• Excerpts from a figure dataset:
-=-=-=-=-
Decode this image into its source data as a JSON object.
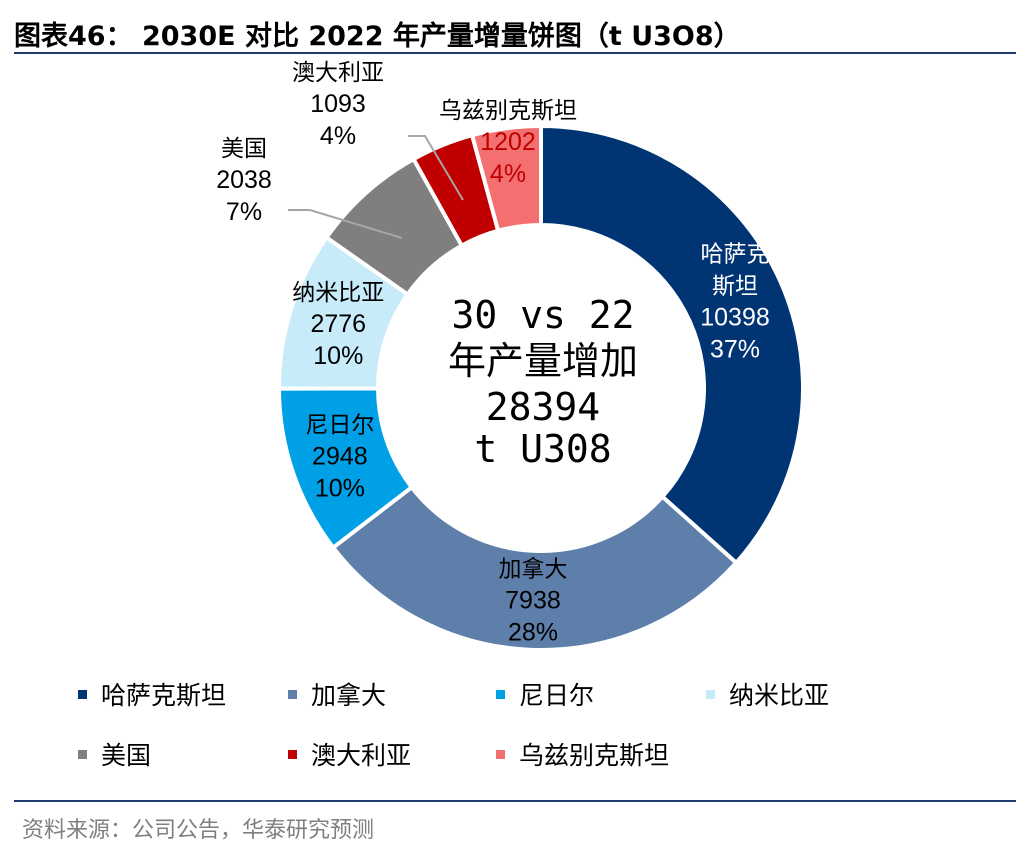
{
  "header": {
    "title": "图表46： 2030E 对比 2022 年产量增量饼图（t U3O8）"
  },
  "footer": {
    "source": "资料来源：公司公告，华泰研究预测"
  },
  "center_label": {
    "line1": "30 vs 22",
    "line2": "年产量增加",
    "line3": "28394",
    "line4": "t U308"
  },
  "chart_data": {
    "type": "pie",
    "subtype": "donut",
    "title": "2030E 对比 2022 年产量增量饼图（t U3O8）",
    "total": 28394,
    "series": [
      {
        "name": "哈萨克斯坦",
        "value": 10398,
        "percent": "37%",
        "color": "#003473",
        "label_color": "#ffffff"
      },
      {
        "name": "加拿大",
        "value": 7938,
        "percent": "28%",
        "color": "#5f7fab",
        "label_color": "#000000"
      },
      {
        "name": "尼日尔",
        "value": 2948,
        "percent": "10%",
        "color": "#00a0e6",
        "label_color": "#000000"
      },
      {
        "name": "纳米比亚",
        "value": 2776,
        "percent": "10%",
        "color": "#c8ebfa",
        "label_color": "#000000"
      },
      {
        "name": "美国",
        "value": 2038,
        "percent": "7%",
        "color": "#7f7f7f",
        "label_color": "#000000"
      },
      {
        "name": "澳大利亚",
        "value": 1093,
        "percent": "4%",
        "color": "#c00000",
        "label_color": "#000000"
      },
      {
        "name": "乌兹别克斯坦",
        "value": 1202,
        "percent": "4%",
        "color": "#f47070",
        "label_color": "#000000"
      }
    ],
    "legend_position": "bottom"
  }
}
-=-=-=-=-
Omit each picture, then return all of the listing exactly as it stands.

• RESPONSE TO THE TASK:
Decode this image into its source data as a JSON object.
{
  "header": {
    "title": "图表46： 2030E 对比 2022 年产量增量饼图（t U3O8）"
  },
  "footer": {
    "source": "资料来源：公司公告，华泰研究预测"
  },
  "center_label": {
    "line1": "30 vs 22",
    "line2": "年产量增加",
    "line3": "28394",
    "line4": "t U308"
  },
  "chart_data": {
    "type": "pie",
    "subtype": "donut",
    "title": "2030E 对比 2022 年产量增量饼图（t U3O8）",
    "total": 28394,
    "series": [
      {
        "name": "哈萨克斯坦",
        "value": 10398,
        "percent": "37%",
        "color": "#003473",
        "label_color": "#ffffff"
      },
      {
        "name": "加拿大",
        "value": 7938,
        "percent": "28%",
        "color": "#5f7fab",
        "label_color": "#000000"
      },
      {
        "name": "尼日尔",
        "value": 2948,
        "percent": "10%",
        "color": "#00a0e6",
        "label_color": "#000000"
      },
      {
        "name": "纳米比亚",
        "value": 2776,
        "percent": "10%",
        "color": "#c8ebfa",
        "label_color": "#000000"
      },
      {
        "name": "美国",
        "value": 2038,
        "percent": "7%",
        "color": "#7f7f7f",
        "label_color": "#000000"
      },
      {
        "name": "澳大利亚",
        "value": 1093,
        "percent": "4%",
        "color": "#c00000",
        "label_color": "#000000"
      },
      {
        "name": "乌兹别克斯坦",
        "value": 1202,
        "percent": "4%",
        "color": "#f47070",
        "label_color": "#000000"
      }
    ],
    "legend_position": "bottom"
  }
}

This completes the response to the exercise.